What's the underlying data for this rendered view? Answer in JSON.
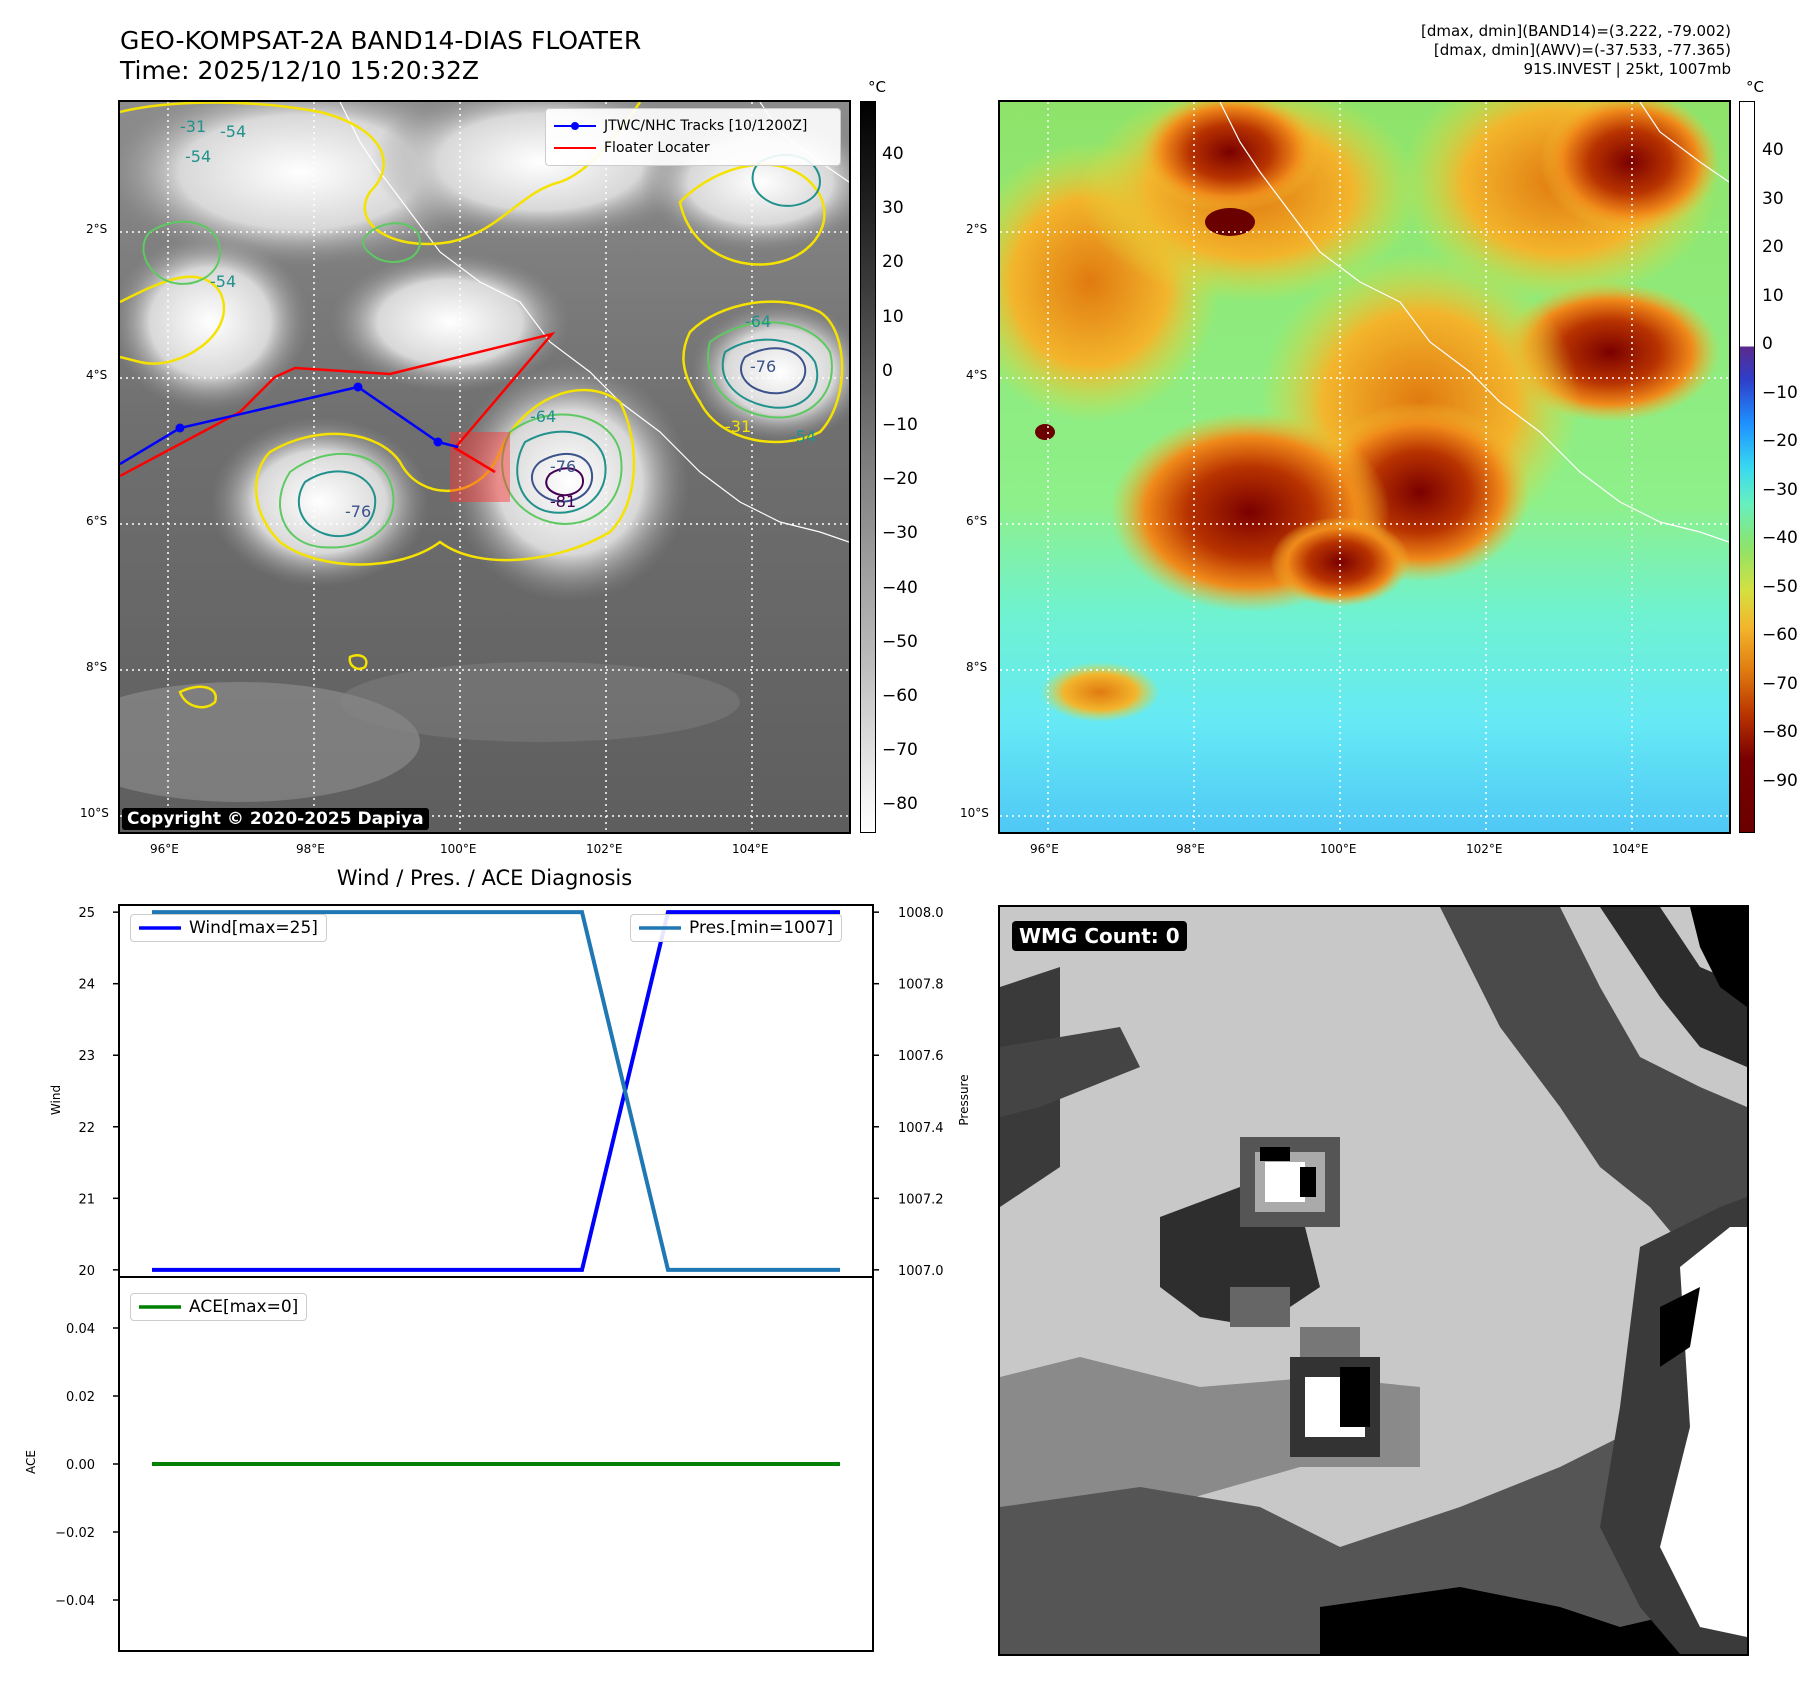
{
  "header": {
    "title_line1": "GEO-KOMPSAT-2A BAND14-DIAS FLOATER",
    "title_line2": "Time: 2025/12/10 15:20:32Z",
    "info_line1": "[dmax, dmin](BAND14)=(3.222, -79.002)",
    "info_line2": "[dmax, dmin](AWV)=(-37.533, -77.365)",
    "info_line3": "91S.INVEST | 25kt, 1007mb"
  },
  "map_left": {
    "lat_labels": [
      "2°S",
      "4°S",
      "6°S",
      "8°S",
      "10°S"
    ],
    "lon_labels": [
      "96°E",
      "98°E",
      "100°E",
      "102°E",
      "104°E"
    ],
    "legend": [
      "JTWC/NHC Tracks [10/1200Z]",
      "Floater Locater"
    ],
    "contour_labels": [
      "-31",
      "-54",
      "-54",
      "-64",
      "-64",
      "-76",
      "-81",
      "-76",
      "-54",
      "-31",
      "-76",
      "-54"
    ],
    "copyright": "Copyright © 2020-2025 Dapiya",
    "colorbar_unit": "°C",
    "colorbar_ticks": [
      "40",
      "30",
      "20",
      "10",
      "0",
      "−10",
      "−20",
      "−30",
      "−40",
      "−50",
      "−60",
      "−70",
      "−80"
    ]
  },
  "map_right": {
    "lat_labels": [
      "2°S",
      "4°S",
      "6°S",
      "8°S",
      "10°S"
    ],
    "lon_labels": [
      "96°E",
      "98°E",
      "100°E",
      "102°E",
      "104°E"
    ],
    "colorbar_unit": "°C",
    "colorbar_ticks": [
      "40",
      "30",
      "20",
      "10",
      "0",
      "−10",
      "−20",
      "−30",
      "−40",
      "−50",
      "−60",
      "−70",
      "−80",
      "−90"
    ]
  },
  "diagnosis": {
    "title": "Wind / Pres. / ACE Diagnosis",
    "wind_legend": "Wind[max=25]",
    "pres_legend": "Pres.[min=1007]",
    "ace_legend": "ACE[max=0]",
    "wind_axis_label": "Wind",
    "pres_axis_label": "Pressure",
    "ace_axis_label": "ACE",
    "wind_ticks": [
      "25",
      "24",
      "23",
      "22",
      "21",
      "20"
    ],
    "pres_ticks": [
      "1008.0",
      "1007.8",
      "1007.6",
      "1007.4",
      "1007.2",
      "1007.0"
    ],
    "ace_ticks": [
      "0.04",
      "0.02",
      "0.00",
      "−0.02",
      "−0.04"
    ]
  },
  "wmg": {
    "label": "WMG Count: 0"
  },
  "colors": {
    "wind": "#0000ff",
    "pres": "#1f77b4",
    "ace": "#008000",
    "track": "#0000ff",
    "floater": "#ff0000"
  },
  "chart_data": [
    {
      "type": "line",
      "x": [
        0,
        1,
        2,
        3,
        4,
        5,
        6,
        7,
        8
      ],
      "series": [
        {
          "name": "Wind[max=25]",
          "axis": "left",
          "values": [
            20,
            20,
            20,
            20,
            20,
            20,
            25,
            25,
            25
          ]
        },
        {
          "name": "Pres.[min=1007]",
          "axis": "right",
          "values": [
            1008,
            1008,
            1008,
            1008,
            1008,
            1008,
            1007,
            1007,
            1007
          ]
        }
      ],
      "ylabel": "Wind",
      "y2label": "Pressure",
      "ylim": [
        19.9,
        25.1
      ],
      "y2lim": [
        1006.98,
        1008.02
      ],
      "grid": false
    },
    {
      "type": "line",
      "x": [
        0,
        1,
        2,
        3,
        4,
        5,
        6,
        7,
        8
      ],
      "series": [
        {
          "name": "ACE[max=0]",
          "values": [
            0,
            0,
            0,
            0,
            0,
            0,
            0,
            0,
            0
          ]
        }
      ],
      "ylabel": "ACE",
      "ylim": [
        -0.055,
        0.055
      ],
      "grid": false
    }
  ]
}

◆ ◆ ◆ ◆ ◆ ◆ ◆

**WRITTEN EXERCISE:**
Of the lines above, how many hold the string "name"? Answer with only the number.

**THE REPLY:**
3